## Begin
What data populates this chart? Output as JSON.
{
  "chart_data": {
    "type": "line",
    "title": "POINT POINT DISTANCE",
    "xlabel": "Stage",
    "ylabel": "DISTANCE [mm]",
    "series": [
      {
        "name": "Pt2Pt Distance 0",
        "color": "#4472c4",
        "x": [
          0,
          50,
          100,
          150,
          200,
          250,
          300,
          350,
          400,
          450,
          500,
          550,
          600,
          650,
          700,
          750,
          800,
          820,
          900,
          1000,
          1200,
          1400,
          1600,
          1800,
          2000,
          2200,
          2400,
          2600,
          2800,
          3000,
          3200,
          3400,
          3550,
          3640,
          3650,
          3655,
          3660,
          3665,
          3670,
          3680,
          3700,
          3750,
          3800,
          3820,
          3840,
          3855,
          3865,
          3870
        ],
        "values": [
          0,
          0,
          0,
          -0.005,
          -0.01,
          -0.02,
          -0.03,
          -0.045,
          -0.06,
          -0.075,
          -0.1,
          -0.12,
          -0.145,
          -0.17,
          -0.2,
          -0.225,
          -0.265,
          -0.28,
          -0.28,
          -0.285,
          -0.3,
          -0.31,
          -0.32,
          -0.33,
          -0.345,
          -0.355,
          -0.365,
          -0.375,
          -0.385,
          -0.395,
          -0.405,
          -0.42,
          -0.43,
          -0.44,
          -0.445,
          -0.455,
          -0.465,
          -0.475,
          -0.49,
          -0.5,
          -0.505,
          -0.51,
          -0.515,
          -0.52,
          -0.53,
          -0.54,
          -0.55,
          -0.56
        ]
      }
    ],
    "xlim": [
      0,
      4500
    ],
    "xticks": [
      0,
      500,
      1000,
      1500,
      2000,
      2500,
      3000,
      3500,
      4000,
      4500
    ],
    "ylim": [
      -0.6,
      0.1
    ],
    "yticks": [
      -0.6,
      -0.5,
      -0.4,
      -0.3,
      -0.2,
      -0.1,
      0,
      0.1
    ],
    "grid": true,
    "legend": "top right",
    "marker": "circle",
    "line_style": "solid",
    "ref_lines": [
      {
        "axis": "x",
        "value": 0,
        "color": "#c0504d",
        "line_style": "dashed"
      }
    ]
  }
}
## End
» **WORK REQUIRED**
Give the complete listing a second time, exactly as it reads.

» **RESPONSE**
What data populates this chart? Output as JSON.
{
  "chart_data": {
    "type": "line",
    "title": "POINT POINT DISTANCE",
    "xlabel": "Stage",
    "ylabel": "DISTANCE [mm]",
    "series": [
      {
        "name": "Pt2Pt Distance 0",
        "color": "#4472c4",
        "x": [
          0,
          50,
          100,
          150,
          200,
          250,
          300,
          350,
          400,
          450,
          500,
          550,
          600,
          650,
          700,
          750,
          800,
          820,
          900,
          1000,
          1200,
          1400,
          1600,
          1800,
          2000,
          2200,
          2400,
          2600,
          2800,
          3000,
          3200,
          3400,
          3550,
          3640,
          3650,
          3655,
          3660,
          3665,
          3670,
          3680,
          3700,
          3750,
          3800,
          3820,
          3840,
          3855,
          3865,
          3870
        ],
        "values": [
          0,
          0,
          0,
          -0.005,
          -0.01,
          -0.02,
          -0.03,
          -0.045,
          -0.06,
          -0.075,
          -0.1,
          -0.12,
          -0.145,
          -0.17,
          -0.2,
          -0.225,
          -0.265,
          -0.28,
          -0.28,
          -0.285,
          -0.3,
          -0.31,
          -0.32,
          -0.33,
          -0.345,
          -0.355,
          -0.365,
          -0.375,
          -0.385,
          -0.395,
          -0.405,
          -0.42,
          -0.43,
          -0.44,
          -0.445,
          -0.455,
          -0.465,
          -0.475,
          -0.49,
          -0.5,
          -0.505,
          -0.51,
          -0.515,
          -0.52,
          -0.53,
          -0.54,
          -0.55,
          -0.56
        ]
      }
    ],
    "xlim": [
      0,
      4500
    ],
    "xticks": [
      0,
      500,
      1000,
      1500,
      2000,
      2500,
      3000,
      3500,
      4000,
      4500
    ],
    "ylim": [
      -0.6,
      0.1
    ],
    "yticks": [
      -0.6,
      -0.5,
      -0.4,
      -0.3,
      -0.2,
      -0.1,
      0,
      0.1
    ],
    "grid": true,
    "legend": "top right",
    "marker": "circle",
    "line_style": "solid",
    "ref_lines": [
      {
        "axis": "x",
        "value": 0,
        "color": "#c0504d",
        "line_style": "dashed"
      }
    ]
  }
}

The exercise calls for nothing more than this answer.